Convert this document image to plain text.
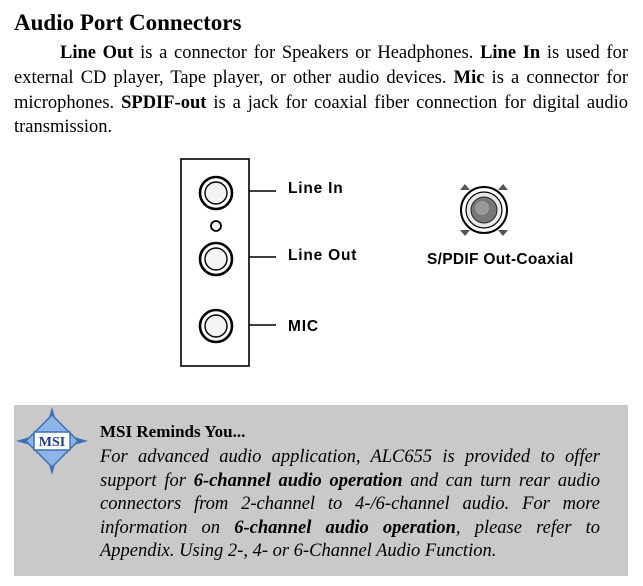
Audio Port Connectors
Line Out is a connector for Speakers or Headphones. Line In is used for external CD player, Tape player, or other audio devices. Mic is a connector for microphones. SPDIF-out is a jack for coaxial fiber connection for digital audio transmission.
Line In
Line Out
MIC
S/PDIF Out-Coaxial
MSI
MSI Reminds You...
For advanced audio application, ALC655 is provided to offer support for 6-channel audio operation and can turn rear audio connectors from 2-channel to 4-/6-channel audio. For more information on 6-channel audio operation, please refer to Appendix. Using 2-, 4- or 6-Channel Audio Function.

...

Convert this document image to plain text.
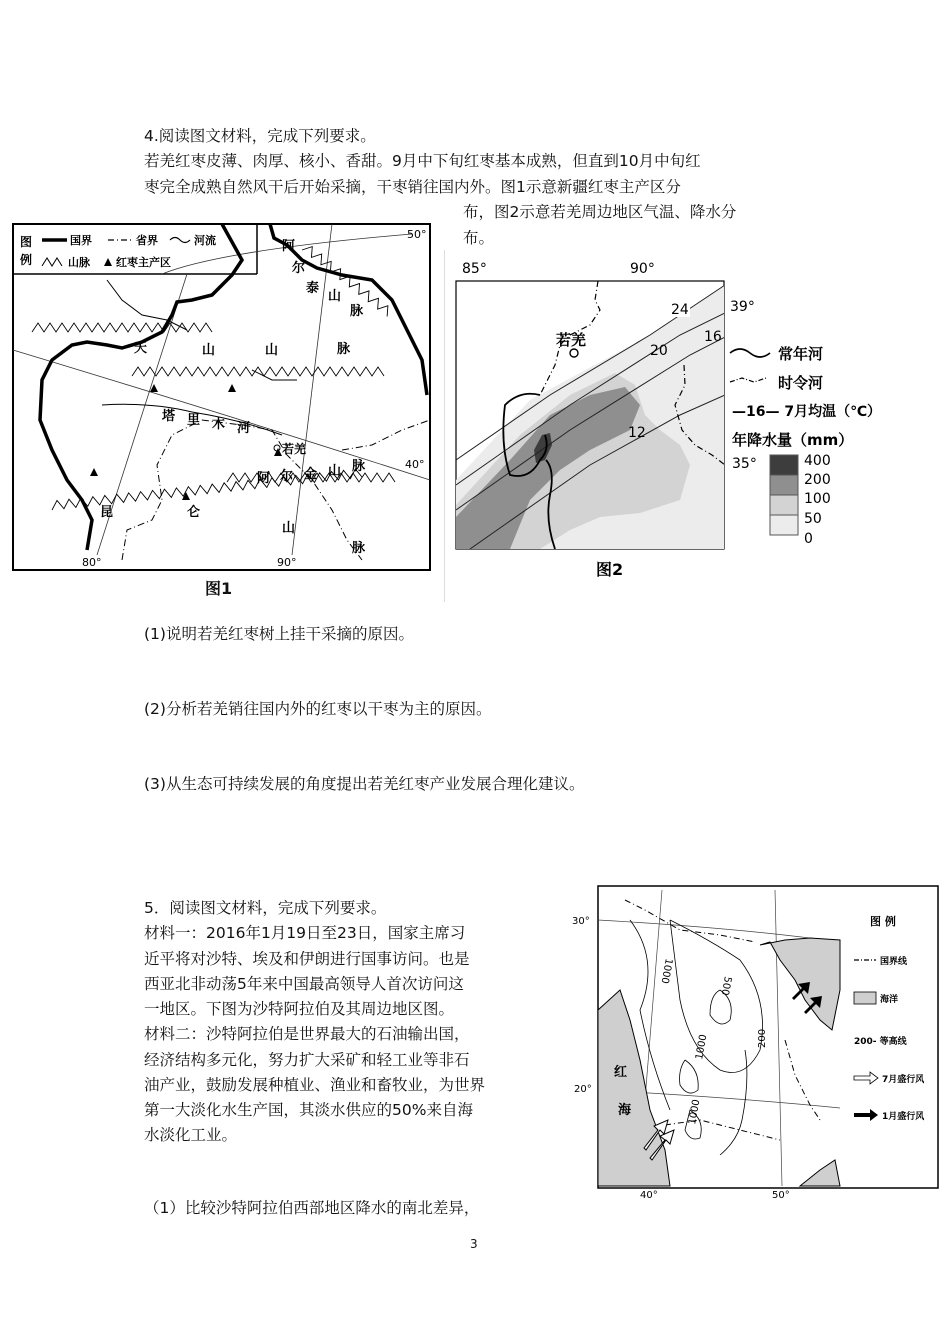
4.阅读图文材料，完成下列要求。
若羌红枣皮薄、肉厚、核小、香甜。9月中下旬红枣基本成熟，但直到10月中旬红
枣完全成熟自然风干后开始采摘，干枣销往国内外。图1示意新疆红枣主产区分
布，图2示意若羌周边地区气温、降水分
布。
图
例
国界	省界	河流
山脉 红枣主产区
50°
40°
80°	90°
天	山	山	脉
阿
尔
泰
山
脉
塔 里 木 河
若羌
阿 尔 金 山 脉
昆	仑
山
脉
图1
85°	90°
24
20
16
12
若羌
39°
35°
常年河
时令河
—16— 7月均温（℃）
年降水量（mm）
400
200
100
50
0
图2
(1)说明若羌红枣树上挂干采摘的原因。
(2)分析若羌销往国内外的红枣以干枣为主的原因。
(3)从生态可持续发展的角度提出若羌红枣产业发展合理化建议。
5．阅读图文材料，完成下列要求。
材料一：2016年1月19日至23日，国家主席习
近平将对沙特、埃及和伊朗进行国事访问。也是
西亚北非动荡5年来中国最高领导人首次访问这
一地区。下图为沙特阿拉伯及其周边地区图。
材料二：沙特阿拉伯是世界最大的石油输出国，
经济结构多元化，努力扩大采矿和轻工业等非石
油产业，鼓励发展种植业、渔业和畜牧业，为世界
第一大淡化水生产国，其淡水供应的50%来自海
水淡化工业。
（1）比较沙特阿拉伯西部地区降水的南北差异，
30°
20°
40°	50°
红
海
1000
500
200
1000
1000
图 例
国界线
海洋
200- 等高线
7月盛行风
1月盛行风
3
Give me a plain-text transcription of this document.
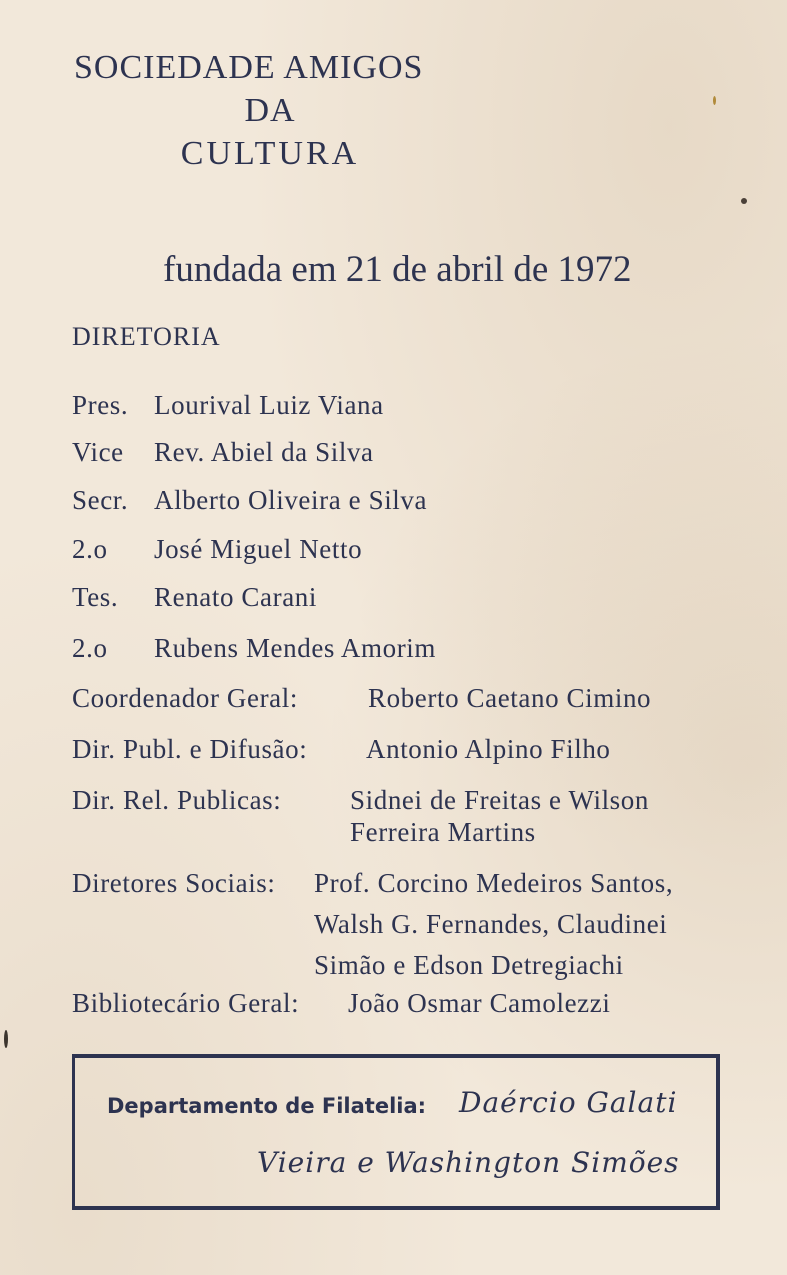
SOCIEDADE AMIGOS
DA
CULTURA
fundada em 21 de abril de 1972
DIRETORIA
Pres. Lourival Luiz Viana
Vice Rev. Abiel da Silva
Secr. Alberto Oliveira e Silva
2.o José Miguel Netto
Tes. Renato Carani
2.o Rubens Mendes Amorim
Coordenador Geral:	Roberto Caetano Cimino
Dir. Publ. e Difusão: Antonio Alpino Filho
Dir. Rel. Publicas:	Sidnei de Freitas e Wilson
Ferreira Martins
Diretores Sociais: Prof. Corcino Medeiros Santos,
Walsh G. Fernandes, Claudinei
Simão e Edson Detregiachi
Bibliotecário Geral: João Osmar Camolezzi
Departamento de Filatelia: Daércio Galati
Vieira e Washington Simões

...

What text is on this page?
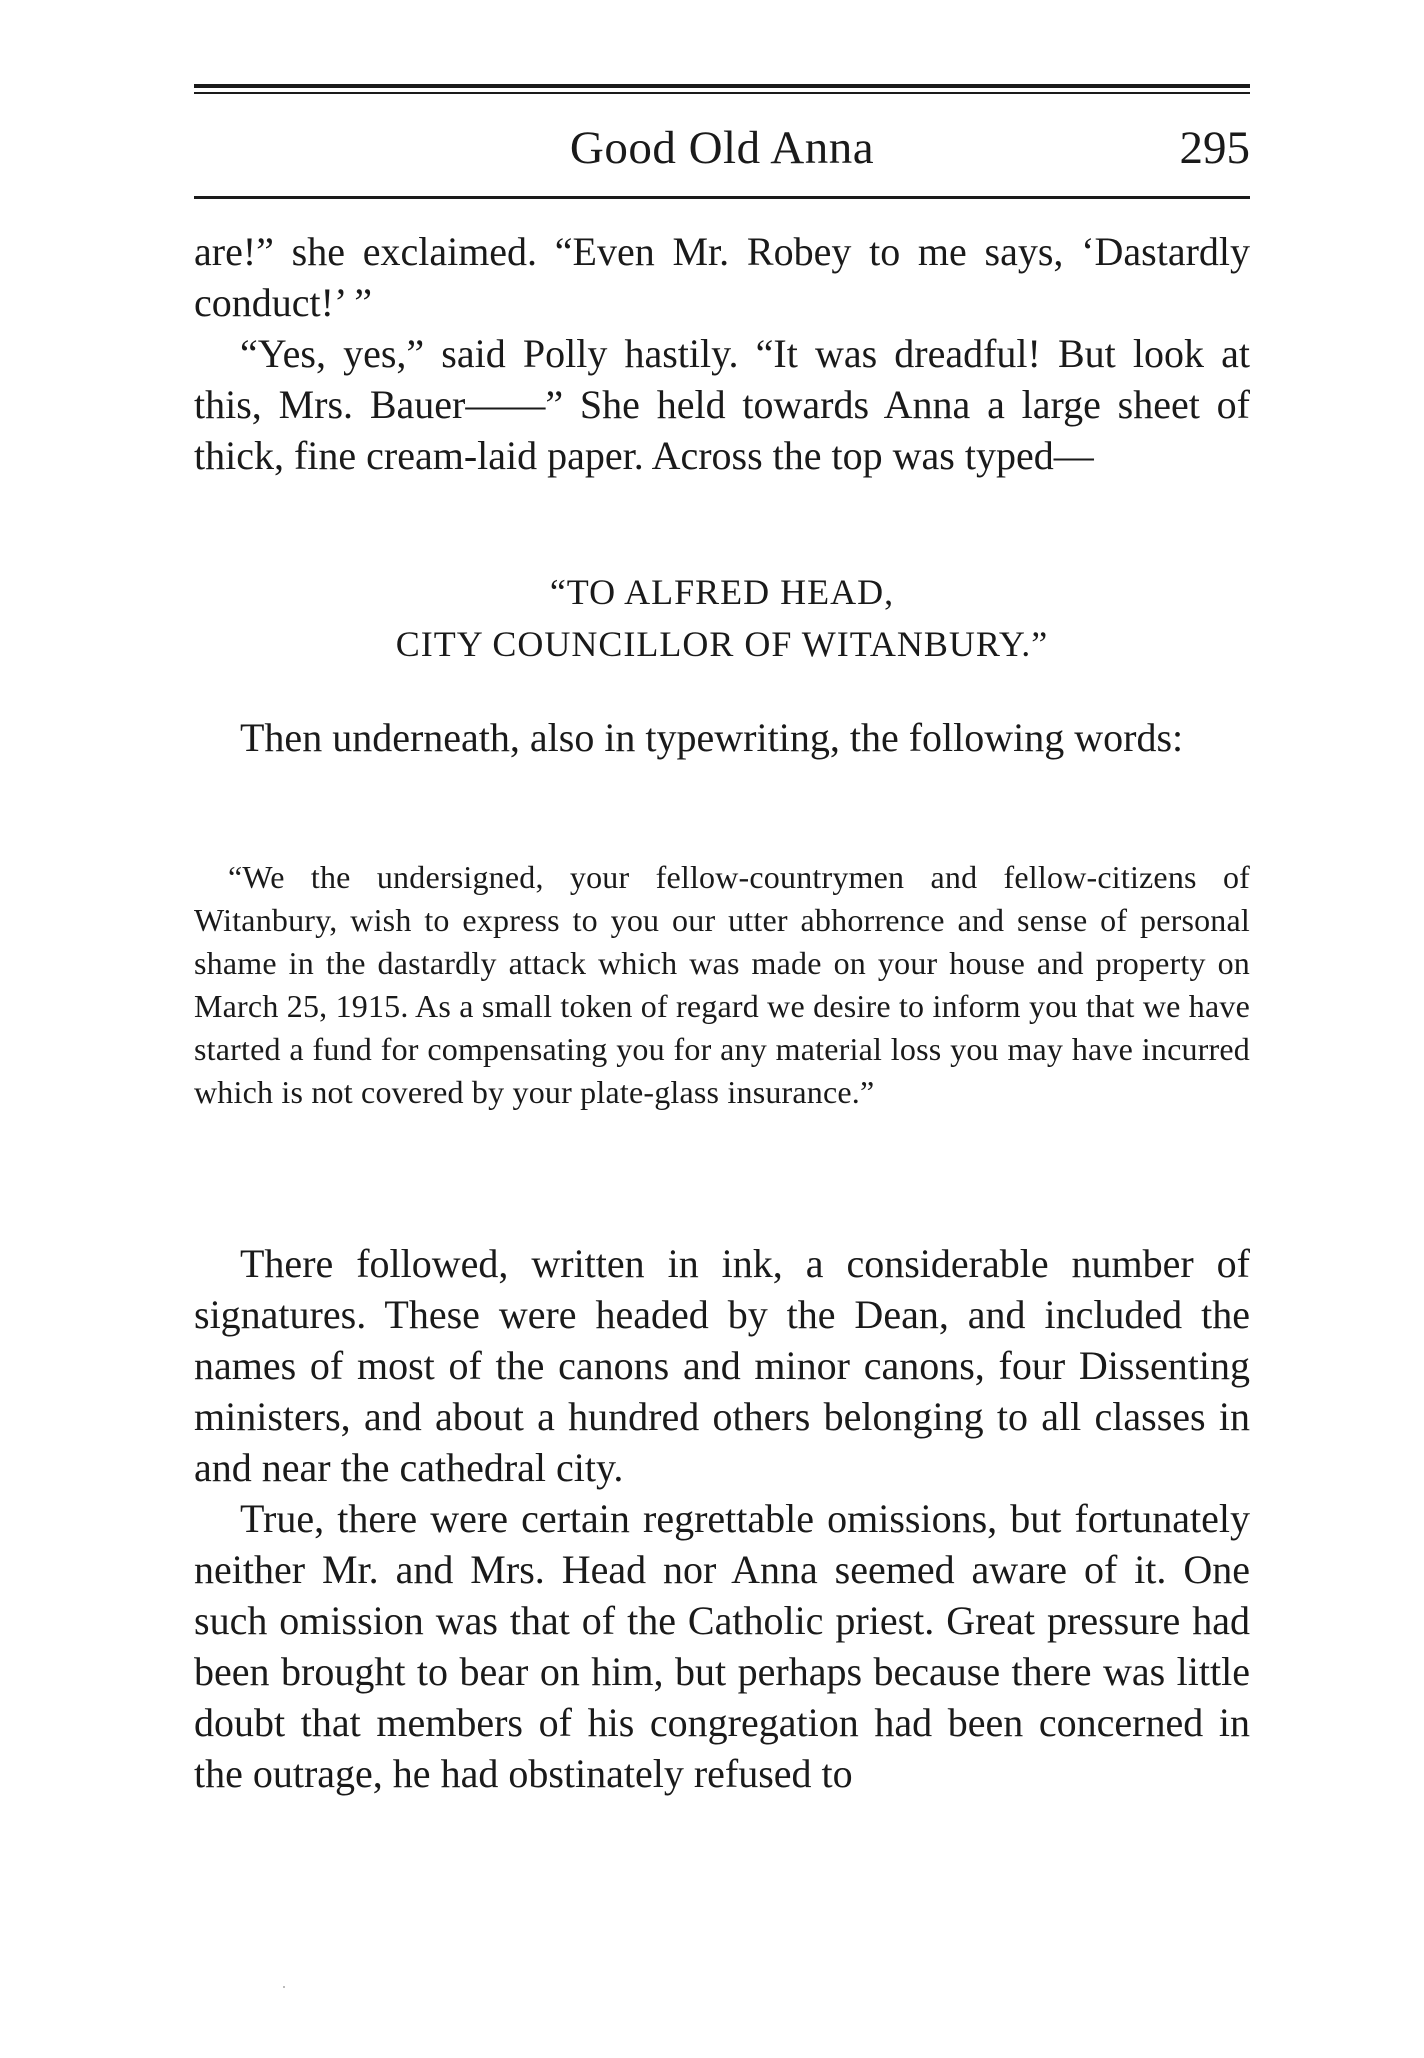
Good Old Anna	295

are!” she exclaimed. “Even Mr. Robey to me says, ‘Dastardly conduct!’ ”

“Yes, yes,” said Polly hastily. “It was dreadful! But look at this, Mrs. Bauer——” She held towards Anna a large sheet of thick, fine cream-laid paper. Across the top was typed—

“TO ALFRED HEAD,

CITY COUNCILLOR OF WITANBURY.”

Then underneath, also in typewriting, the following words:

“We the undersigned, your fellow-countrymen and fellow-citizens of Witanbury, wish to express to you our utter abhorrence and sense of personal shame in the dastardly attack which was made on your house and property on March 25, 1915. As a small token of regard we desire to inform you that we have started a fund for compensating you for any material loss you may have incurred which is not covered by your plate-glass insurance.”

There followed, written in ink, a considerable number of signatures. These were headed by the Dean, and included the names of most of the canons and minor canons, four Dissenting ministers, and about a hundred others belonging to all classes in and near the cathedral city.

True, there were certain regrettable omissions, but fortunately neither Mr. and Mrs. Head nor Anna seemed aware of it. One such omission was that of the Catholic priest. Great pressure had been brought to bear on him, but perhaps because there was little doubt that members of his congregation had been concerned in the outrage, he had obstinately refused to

- _Written task_
Among the entries above, identify all lines with "were" and copy them.

- _Written solution_
There followed, written in ink, a considerable number of signatures. These were headed by the Dean, and included the names of most of the canons and minor canons, four Dissenting ministers, and about a hundred others belonging to all classes in and near the cathedral city.
True, there were certain regrettable omissions, but fortunately neither Mr. and Mrs. Head nor Anna seemed aware of it. One such omission was that of the Catholic priest. Great pressure had been brought to bear on him, but perhaps because there was little doubt that members of his congregation had been concerned in the outrage, he had obstinately refused to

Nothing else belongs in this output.